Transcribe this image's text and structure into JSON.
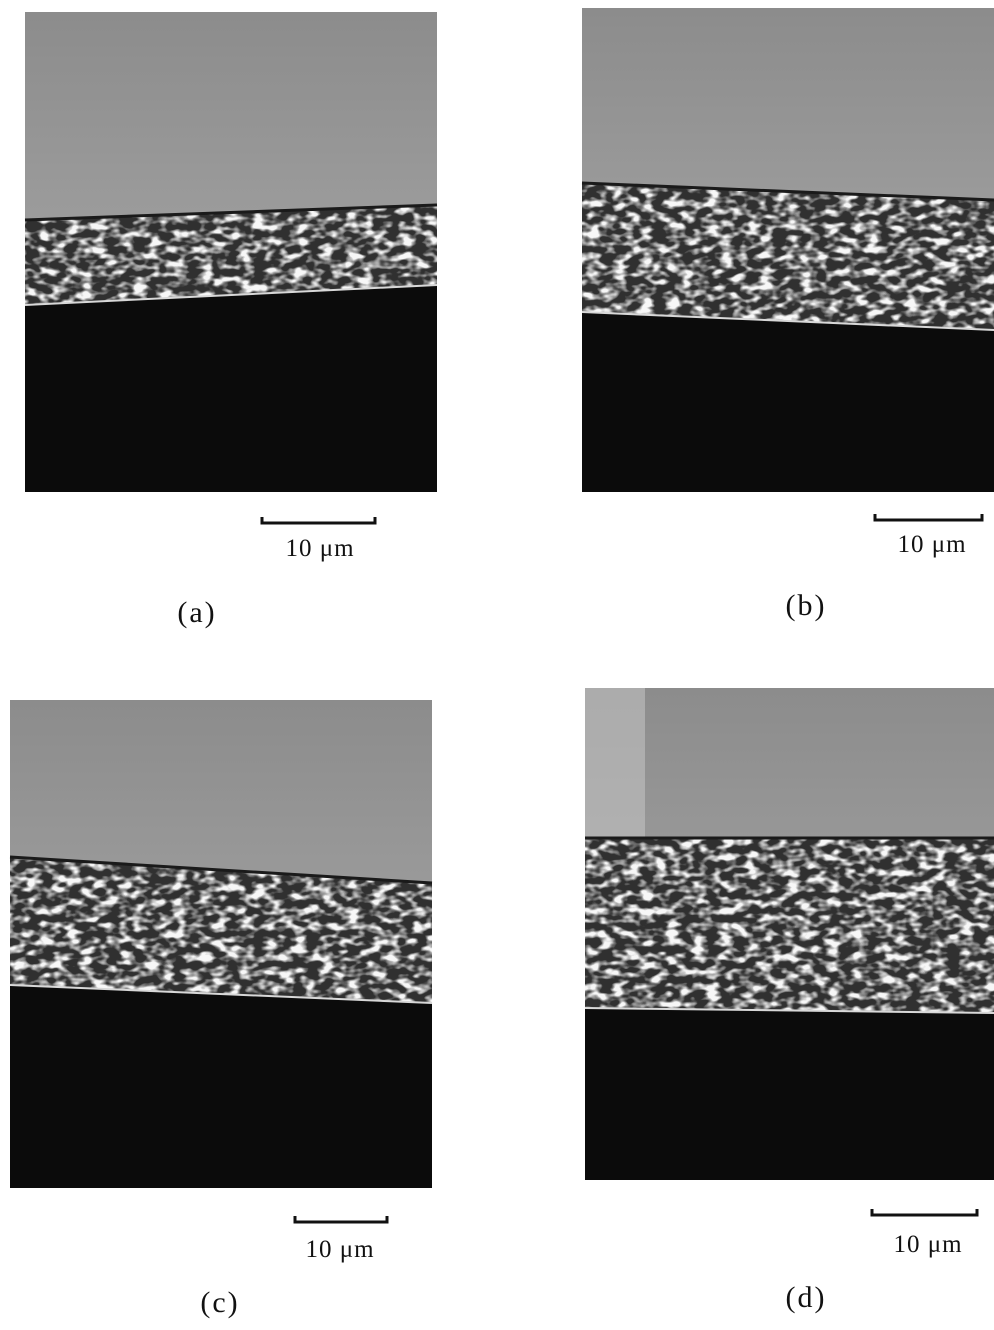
{
  "figure": {
    "panels": [
      {
        "label": "(a)",
        "scale": "10 μm"
      },
      {
        "label": "(b)",
        "scale": "10 μm"
      },
      {
        "label": "(c)",
        "scale": "10 μm"
      },
      {
        "label": "(d)",
        "scale": "10 μm"
      }
    ]
  }
}
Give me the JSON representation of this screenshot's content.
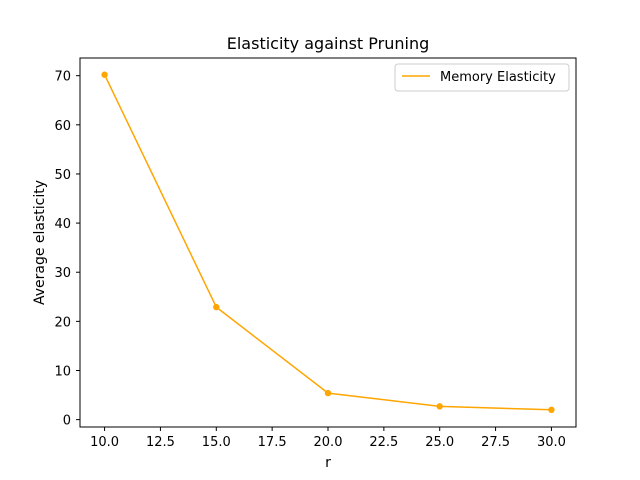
{
  "chart_data": {
    "type": "line",
    "title": "Elasticity against Pruning",
    "xlabel": "r",
    "ylabel": "Average elasticity",
    "xlim": [
      8.9,
      31.1
    ],
    "ylim": [
      -1.5,
      73.6
    ],
    "xticks": [
      10,
      12.5,
      15,
      17.5,
      20,
      22.5,
      25,
      27.5,
      30
    ],
    "xtick_labels": [
      "10.0",
      "12.5",
      "15.0",
      "17.5",
      "20.0",
      "22.5",
      "25.0",
      "27.5",
      "30.0"
    ],
    "yticks": [
      0,
      10,
      20,
      30,
      40,
      50,
      60,
      70
    ],
    "ytick_labels": [
      "0",
      "10",
      "20",
      "30",
      "40",
      "50",
      "60",
      "70"
    ],
    "grid": false,
    "legend_position": "top-right",
    "series": [
      {
        "name": "Memory Elasticity",
        "color": "#ffa500",
        "marker": "circle",
        "x": [
          10,
          15,
          20,
          25,
          30
        ],
        "y": [
          70.2,
          22.9,
          5.4,
          2.7,
          2.0
        ]
      }
    ]
  }
}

## The problem
Where a line in the material contains "this", copy that line.

## Complete answer
Transcribe this image's text and structure into JSON.
Give me the JSON representation of this screenshot's content.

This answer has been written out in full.